* [What is being asked]: In every one of the lines below, change "Trust companies" to "Insurance companies" and leave everything else as it is.

================

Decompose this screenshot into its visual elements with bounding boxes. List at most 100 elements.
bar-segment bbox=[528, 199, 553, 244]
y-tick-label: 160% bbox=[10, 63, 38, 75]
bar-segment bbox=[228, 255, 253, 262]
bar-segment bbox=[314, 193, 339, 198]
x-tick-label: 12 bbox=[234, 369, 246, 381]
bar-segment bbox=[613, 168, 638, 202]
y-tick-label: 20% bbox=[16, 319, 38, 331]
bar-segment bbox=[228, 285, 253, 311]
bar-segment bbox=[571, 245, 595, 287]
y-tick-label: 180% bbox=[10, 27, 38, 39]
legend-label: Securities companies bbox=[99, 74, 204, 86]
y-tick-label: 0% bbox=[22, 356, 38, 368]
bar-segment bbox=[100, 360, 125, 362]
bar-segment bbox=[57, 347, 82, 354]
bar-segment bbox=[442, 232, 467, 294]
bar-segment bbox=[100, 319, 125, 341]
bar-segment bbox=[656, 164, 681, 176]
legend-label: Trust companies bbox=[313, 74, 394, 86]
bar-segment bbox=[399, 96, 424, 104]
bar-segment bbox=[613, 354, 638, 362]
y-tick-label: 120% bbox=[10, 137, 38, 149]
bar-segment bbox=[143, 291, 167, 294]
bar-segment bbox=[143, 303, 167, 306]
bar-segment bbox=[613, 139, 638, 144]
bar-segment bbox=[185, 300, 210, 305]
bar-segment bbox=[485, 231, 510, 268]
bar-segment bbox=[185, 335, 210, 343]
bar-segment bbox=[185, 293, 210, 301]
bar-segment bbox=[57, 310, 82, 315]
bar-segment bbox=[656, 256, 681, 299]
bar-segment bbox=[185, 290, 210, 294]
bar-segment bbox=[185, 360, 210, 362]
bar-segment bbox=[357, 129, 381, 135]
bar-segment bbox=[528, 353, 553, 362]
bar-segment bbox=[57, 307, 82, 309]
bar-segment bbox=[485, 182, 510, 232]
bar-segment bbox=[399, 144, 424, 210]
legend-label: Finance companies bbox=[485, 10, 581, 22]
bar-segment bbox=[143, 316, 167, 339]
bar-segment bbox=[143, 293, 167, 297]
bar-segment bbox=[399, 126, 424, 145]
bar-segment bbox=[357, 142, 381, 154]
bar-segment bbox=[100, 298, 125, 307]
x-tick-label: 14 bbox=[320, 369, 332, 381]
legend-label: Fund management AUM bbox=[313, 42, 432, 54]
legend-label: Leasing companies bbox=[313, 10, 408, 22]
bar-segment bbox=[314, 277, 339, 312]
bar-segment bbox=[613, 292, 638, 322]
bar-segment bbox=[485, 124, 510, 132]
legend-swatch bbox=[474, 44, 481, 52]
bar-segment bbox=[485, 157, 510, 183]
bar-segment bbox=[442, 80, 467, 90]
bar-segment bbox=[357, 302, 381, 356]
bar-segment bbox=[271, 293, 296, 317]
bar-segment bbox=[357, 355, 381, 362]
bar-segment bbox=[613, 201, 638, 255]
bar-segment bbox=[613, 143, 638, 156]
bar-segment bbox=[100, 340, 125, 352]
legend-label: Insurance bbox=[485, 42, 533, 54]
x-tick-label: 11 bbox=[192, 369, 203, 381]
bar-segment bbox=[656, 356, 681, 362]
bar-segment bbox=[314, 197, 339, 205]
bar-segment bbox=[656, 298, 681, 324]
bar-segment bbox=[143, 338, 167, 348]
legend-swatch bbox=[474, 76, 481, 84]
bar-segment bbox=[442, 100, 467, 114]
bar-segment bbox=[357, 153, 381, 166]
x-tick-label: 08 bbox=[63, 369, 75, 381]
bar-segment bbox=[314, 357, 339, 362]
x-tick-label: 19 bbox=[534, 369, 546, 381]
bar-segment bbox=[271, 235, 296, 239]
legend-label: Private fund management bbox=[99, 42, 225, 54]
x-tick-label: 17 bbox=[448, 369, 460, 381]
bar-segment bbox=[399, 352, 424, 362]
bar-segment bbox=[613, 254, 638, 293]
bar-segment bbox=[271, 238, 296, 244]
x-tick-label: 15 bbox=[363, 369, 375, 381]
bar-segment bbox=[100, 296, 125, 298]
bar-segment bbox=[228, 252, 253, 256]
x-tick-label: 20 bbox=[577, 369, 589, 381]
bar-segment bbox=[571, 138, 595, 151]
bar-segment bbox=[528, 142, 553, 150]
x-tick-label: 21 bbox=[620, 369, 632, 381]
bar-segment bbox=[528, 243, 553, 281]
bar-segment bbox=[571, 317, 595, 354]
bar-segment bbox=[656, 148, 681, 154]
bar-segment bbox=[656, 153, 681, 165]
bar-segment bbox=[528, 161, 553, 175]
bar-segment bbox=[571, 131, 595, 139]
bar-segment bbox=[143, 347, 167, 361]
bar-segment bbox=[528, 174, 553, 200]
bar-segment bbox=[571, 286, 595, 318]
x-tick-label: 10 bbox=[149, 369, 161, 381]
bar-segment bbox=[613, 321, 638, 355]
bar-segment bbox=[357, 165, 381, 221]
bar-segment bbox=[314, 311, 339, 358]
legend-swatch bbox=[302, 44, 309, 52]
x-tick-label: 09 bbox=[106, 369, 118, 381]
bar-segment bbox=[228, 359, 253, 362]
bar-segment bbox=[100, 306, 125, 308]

================

* [Written response]:
Decompose this screenshot into its visual elements with bounding boxes. List at most 100 elements.
bar-segment bbox=[528, 199, 553, 244]
y-tick-label: 160% bbox=[10, 63, 38, 75]
bar-segment bbox=[228, 255, 253, 262]
bar-segment bbox=[314, 193, 339, 198]
x-tick-label: 12 bbox=[234, 369, 246, 381]
bar-segment bbox=[613, 168, 638, 202]
y-tick-label: 20% bbox=[16, 319, 38, 331]
bar-segment bbox=[228, 285, 253, 311]
bar-segment bbox=[571, 245, 595, 287]
y-tick-label: 180% bbox=[10, 27, 38, 39]
legend-label: Securities companies bbox=[99, 74, 204, 86]
y-tick-label: 0% bbox=[22, 356, 38, 368]
bar-segment bbox=[100, 360, 125, 362]
bar-segment bbox=[57, 347, 82, 354]
bar-segment bbox=[442, 232, 467, 294]
bar-segment bbox=[100, 319, 125, 341]
bar-segment bbox=[656, 164, 681, 176]
legend-label: Insurance companies bbox=[313, 74, 394, 86]
bar-segment bbox=[399, 96, 424, 104]
bar-segment bbox=[613, 354, 638, 362]
y-tick-label: 120% bbox=[10, 137, 38, 149]
bar-segment bbox=[143, 291, 167, 294]
bar-segment bbox=[143, 303, 167, 306]
bar-segment bbox=[613, 139, 638, 144]
bar-segment bbox=[185, 300, 210, 305]
bar-segment bbox=[485, 231, 510, 268]
bar-segment bbox=[185, 335, 210, 343]
bar-segment bbox=[185, 293, 210, 301]
bar-segment bbox=[57, 310, 82, 315]
bar-segment bbox=[656, 256, 681, 299]
bar-segment bbox=[185, 290, 210, 294]
bar-segment bbox=[185, 360, 210, 362]
bar-segment bbox=[357, 129, 381, 135]
bar-segment bbox=[528, 353, 553, 362]
bar-segment bbox=[57, 307, 82, 309]
bar-segment bbox=[485, 182, 510, 232]
bar-segment bbox=[399, 144, 424, 210]
legend-label: Finance companies bbox=[485, 10, 581, 22]
bar-segment bbox=[143, 316, 167, 339]
bar-segment bbox=[143, 293, 167, 297]
bar-segment bbox=[399, 126, 424, 145]
bar-segment bbox=[357, 142, 381, 154]
bar-segment bbox=[100, 298, 125, 307]
x-tick-label: 14 bbox=[320, 369, 332, 381]
legend-label: Fund management AUM bbox=[313, 42, 432, 54]
legend-label: Leasing companies bbox=[313, 10, 408, 22]
bar-segment bbox=[314, 277, 339, 312]
bar-segment bbox=[613, 292, 638, 322]
bar-segment bbox=[485, 124, 510, 132]
legend-swatch bbox=[474, 44, 481, 52]
bar-segment bbox=[485, 157, 510, 183]
bar-segment bbox=[442, 80, 467, 90]
bar-segment bbox=[357, 302, 381, 356]
bar-segment bbox=[271, 293, 296, 317]
bar-segment bbox=[357, 355, 381, 362]
bar-segment bbox=[613, 201, 638, 255]
bar-segment bbox=[613, 143, 638, 156]
bar-segment bbox=[100, 340, 125, 352]
legend-label: Insurance bbox=[485, 42, 533, 54]
x-tick-label: 11 bbox=[192, 369, 203, 381]
bar-segment bbox=[656, 356, 681, 362]
bar-segment bbox=[314, 197, 339, 205]
bar-segment bbox=[656, 298, 681, 324]
bar-segment bbox=[143, 338, 167, 348]
legend-swatch bbox=[474, 76, 481, 84]
bar-segment bbox=[442, 100, 467, 114]
bar-segment bbox=[357, 153, 381, 166]
x-tick-label: 08 bbox=[63, 369, 75, 381]
bar-segment bbox=[314, 357, 339, 362]
x-tick-label: 19 bbox=[534, 369, 546, 381]
bar-segment bbox=[271, 235, 296, 239]
legend-label: Private fund management bbox=[99, 42, 225, 54]
x-tick-label: 17 bbox=[448, 369, 460, 381]
bar-segment bbox=[399, 352, 424, 362]
bar-segment bbox=[613, 254, 638, 293]
bar-segment bbox=[271, 238, 296, 244]
x-tick-label: 15 bbox=[363, 369, 375, 381]
bar-segment bbox=[100, 296, 125, 298]
bar-segment bbox=[228, 252, 253, 256]
x-tick-label: 20 bbox=[577, 369, 589, 381]
bar-segment bbox=[571, 138, 595, 151]
bar-segment bbox=[528, 142, 553, 150]
x-tick-label: 21 bbox=[620, 369, 632, 381]
bar-segment bbox=[528, 243, 553, 281]
bar-segment bbox=[571, 317, 595, 354]
bar-segment bbox=[656, 148, 681, 154]
bar-segment bbox=[656, 153, 681, 165]
bar-segment bbox=[528, 161, 553, 175]
bar-segment bbox=[571, 131, 595, 139]
bar-segment bbox=[143, 347, 167, 361]
bar-segment bbox=[528, 174, 553, 200]
bar-segment bbox=[571, 286, 595, 318]
x-tick-label: 10 bbox=[149, 369, 161, 381]
bar-segment bbox=[613, 321, 638, 355]
bar-segment bbox=[357, 165, 381, 221]
bar-segment bbox=[314, 311, 339, 358]
legend-swatch bbox=[302, 44, 309, 52]
x-tick-label: 09 bbox=[106, 369, 118, 381]
bar-segment bbox=[228, 359, 253, 362]
bar-segment bbox=[100, 306, 125, 308]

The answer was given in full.